Dataset items:
◆ ◆ ◆ ◆ ◆ ◆ ◆

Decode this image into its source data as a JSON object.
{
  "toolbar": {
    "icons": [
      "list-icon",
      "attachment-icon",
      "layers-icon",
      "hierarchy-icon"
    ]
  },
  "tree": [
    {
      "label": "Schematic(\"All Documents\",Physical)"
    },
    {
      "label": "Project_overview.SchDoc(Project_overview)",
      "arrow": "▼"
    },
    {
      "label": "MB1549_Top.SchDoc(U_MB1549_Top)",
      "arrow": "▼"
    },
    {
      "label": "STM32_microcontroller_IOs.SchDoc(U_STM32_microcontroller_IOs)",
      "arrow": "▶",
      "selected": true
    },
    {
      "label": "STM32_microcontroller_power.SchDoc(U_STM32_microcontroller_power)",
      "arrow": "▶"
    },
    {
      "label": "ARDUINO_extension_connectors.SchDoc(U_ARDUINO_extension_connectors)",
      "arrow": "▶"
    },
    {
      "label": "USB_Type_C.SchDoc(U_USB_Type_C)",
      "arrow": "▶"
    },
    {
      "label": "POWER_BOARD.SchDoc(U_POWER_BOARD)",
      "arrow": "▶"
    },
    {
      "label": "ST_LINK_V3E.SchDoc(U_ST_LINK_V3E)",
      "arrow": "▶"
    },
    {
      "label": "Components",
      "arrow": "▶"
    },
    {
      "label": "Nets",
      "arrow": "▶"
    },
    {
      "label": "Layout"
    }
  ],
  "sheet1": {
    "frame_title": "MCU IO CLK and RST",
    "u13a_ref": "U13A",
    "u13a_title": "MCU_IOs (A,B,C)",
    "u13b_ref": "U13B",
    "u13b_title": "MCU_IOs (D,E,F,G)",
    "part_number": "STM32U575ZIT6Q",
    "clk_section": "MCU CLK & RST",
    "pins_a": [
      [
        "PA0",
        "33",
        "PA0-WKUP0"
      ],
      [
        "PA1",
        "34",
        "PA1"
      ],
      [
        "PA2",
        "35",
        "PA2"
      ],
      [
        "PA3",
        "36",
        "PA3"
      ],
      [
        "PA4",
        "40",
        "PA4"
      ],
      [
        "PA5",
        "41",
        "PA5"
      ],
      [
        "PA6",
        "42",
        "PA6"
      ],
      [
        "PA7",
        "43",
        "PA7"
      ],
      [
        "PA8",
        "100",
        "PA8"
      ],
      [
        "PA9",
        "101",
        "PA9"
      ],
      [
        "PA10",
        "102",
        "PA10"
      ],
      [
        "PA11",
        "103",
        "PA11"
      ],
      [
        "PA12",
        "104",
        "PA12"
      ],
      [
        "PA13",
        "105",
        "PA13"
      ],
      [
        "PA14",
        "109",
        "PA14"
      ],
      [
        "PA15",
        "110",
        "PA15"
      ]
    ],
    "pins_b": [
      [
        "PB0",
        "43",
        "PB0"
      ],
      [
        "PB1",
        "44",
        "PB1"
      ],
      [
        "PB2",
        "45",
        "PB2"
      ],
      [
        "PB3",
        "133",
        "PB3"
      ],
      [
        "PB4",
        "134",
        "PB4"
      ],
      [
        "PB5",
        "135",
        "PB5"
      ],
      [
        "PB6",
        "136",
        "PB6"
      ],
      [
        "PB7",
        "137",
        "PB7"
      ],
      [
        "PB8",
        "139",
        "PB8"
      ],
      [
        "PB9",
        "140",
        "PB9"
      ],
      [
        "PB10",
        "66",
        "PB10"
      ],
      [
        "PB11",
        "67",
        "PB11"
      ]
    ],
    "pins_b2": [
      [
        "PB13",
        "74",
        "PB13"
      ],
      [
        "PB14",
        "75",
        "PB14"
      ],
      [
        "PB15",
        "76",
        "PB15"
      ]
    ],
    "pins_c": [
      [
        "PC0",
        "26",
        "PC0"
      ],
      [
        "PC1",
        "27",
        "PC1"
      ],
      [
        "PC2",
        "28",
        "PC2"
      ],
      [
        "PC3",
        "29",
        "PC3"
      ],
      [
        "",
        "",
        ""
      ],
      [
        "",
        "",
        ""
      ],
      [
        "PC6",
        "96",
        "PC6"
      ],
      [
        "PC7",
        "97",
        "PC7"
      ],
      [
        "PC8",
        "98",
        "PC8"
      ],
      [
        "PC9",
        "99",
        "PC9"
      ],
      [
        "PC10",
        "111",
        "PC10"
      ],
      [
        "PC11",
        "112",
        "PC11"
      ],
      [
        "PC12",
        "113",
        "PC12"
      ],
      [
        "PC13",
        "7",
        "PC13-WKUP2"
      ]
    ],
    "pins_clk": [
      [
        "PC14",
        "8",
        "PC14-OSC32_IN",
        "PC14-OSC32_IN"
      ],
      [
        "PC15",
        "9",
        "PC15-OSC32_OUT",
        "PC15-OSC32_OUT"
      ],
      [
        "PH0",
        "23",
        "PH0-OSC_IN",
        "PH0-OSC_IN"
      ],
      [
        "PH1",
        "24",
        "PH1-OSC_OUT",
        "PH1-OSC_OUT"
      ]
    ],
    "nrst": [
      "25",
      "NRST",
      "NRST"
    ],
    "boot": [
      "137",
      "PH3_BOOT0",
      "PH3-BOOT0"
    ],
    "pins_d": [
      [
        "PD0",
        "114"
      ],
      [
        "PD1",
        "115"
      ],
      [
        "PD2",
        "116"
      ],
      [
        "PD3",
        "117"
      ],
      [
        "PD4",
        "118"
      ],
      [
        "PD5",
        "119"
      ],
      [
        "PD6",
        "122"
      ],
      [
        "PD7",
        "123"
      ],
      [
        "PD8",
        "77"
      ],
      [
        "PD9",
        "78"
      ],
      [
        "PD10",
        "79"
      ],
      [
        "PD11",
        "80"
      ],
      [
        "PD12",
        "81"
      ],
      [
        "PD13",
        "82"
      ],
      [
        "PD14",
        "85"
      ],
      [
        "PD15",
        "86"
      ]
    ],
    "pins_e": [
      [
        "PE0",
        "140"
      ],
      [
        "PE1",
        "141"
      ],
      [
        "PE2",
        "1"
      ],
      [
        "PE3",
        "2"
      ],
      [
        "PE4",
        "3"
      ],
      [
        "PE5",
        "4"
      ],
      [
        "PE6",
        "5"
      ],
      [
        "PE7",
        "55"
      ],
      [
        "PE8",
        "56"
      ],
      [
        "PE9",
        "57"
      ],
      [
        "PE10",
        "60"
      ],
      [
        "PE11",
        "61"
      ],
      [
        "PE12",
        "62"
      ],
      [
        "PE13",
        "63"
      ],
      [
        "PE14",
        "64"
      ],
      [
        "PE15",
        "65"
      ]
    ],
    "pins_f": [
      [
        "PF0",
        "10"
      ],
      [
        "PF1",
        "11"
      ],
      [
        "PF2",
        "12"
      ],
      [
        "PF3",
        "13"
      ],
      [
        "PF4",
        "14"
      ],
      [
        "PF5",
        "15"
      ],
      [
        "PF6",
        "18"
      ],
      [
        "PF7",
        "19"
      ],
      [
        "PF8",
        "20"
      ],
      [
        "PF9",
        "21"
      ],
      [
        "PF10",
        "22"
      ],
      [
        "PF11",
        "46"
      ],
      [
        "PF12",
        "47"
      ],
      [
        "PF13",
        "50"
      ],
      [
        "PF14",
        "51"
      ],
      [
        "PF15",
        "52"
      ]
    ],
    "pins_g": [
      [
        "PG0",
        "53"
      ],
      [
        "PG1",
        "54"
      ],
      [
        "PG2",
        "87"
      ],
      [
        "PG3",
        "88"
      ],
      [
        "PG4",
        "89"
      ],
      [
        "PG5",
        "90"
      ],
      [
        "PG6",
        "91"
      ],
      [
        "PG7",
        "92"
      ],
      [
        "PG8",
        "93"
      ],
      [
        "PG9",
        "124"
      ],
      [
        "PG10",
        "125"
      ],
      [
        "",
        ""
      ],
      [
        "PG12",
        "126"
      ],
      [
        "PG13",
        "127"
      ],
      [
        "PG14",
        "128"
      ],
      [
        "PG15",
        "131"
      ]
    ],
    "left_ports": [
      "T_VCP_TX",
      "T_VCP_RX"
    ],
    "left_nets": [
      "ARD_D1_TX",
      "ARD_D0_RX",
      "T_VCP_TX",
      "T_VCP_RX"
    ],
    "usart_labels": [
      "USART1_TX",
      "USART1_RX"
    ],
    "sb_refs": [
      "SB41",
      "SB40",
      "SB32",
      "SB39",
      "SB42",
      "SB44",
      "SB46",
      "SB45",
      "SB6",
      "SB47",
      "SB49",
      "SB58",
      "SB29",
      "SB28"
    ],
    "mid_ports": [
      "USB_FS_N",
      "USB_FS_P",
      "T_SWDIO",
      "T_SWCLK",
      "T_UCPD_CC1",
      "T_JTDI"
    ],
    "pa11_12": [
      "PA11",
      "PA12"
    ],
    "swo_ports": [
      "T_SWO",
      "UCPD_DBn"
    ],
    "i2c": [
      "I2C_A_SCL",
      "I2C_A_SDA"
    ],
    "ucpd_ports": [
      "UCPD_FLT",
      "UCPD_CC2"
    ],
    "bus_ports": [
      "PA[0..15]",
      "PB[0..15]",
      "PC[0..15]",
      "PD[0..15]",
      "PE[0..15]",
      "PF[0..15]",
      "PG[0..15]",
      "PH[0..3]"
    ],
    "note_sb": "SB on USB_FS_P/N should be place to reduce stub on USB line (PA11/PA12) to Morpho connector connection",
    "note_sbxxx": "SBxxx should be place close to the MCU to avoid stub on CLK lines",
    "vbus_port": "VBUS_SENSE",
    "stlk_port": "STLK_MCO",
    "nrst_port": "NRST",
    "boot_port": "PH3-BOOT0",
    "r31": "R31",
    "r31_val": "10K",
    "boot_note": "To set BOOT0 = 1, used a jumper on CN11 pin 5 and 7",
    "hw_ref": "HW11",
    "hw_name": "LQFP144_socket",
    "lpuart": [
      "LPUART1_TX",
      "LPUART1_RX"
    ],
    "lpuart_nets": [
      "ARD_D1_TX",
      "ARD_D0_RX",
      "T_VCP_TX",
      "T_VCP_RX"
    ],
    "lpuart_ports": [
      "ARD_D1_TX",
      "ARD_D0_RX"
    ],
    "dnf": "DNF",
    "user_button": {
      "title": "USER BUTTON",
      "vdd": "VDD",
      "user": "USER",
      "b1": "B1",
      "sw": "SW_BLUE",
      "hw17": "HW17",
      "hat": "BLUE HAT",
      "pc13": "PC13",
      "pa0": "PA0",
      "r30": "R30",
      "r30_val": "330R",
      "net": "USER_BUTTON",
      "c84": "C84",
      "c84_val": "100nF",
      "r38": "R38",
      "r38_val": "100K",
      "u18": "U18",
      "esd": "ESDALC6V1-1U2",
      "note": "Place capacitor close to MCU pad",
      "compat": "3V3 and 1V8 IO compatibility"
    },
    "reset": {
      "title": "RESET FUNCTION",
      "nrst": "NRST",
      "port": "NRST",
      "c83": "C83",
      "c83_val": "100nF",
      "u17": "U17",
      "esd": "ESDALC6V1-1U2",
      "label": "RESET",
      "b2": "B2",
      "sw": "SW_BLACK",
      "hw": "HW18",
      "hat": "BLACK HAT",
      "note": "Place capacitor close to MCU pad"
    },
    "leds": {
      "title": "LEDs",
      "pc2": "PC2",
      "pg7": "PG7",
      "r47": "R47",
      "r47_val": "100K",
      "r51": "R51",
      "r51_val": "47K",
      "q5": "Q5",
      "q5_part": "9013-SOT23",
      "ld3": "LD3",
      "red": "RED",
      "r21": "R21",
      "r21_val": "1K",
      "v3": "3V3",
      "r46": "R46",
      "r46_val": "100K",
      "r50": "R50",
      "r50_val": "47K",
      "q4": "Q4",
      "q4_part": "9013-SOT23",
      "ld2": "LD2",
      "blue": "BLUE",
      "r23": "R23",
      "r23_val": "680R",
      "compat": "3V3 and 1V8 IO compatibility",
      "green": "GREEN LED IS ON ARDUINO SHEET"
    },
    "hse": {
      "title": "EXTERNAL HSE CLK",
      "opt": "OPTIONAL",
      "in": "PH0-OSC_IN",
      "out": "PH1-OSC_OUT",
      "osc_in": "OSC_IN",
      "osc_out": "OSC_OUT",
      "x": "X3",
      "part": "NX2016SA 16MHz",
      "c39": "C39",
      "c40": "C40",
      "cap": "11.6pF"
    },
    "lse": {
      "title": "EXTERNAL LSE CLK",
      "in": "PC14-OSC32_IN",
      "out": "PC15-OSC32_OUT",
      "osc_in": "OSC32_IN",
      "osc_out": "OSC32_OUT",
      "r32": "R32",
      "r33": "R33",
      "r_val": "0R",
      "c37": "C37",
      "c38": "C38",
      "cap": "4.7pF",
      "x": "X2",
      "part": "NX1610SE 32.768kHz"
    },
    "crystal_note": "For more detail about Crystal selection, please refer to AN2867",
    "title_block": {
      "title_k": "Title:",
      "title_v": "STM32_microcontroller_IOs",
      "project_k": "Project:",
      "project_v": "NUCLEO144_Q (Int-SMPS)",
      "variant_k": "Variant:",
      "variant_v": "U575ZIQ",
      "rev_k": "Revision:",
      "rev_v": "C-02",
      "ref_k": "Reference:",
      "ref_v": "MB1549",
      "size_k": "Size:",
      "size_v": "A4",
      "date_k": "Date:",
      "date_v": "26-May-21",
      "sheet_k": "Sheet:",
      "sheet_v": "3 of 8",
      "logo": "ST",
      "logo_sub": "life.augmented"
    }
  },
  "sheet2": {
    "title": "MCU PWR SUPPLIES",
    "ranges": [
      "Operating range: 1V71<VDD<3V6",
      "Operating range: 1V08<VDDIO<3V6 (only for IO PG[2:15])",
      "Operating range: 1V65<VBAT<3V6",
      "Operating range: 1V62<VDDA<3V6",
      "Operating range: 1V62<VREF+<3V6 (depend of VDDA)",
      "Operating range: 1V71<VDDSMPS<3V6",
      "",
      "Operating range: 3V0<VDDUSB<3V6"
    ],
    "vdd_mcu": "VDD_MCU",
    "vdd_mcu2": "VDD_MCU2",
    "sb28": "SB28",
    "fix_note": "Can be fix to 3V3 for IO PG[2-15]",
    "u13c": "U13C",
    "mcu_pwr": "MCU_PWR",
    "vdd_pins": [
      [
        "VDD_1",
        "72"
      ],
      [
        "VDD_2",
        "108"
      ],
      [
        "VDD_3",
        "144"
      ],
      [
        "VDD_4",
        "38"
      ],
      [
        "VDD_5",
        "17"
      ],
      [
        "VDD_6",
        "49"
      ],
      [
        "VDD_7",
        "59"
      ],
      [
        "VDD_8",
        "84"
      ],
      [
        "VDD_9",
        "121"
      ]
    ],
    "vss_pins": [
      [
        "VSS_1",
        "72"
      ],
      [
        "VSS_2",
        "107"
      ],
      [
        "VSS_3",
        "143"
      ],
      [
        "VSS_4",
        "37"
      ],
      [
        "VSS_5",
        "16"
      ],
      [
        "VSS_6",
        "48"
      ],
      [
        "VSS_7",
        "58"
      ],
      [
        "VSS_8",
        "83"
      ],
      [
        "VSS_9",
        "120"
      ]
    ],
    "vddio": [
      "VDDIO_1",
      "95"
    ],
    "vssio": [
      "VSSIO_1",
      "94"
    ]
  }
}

◆ ◆ ◆ ◆ ◆ ◆ ◆

**Stated problem**
Only lines with "stub" are wanted here; list each of them.

**Exercise answer**
    "note_sb": "SB on USB_FS_P/N should be place to reduce stub on USB line (PA11/PA12) to Morpho connector connection",
    "note_sbxxx": "SBxxx should be place close to the MCU to avoid stub on CLK lines",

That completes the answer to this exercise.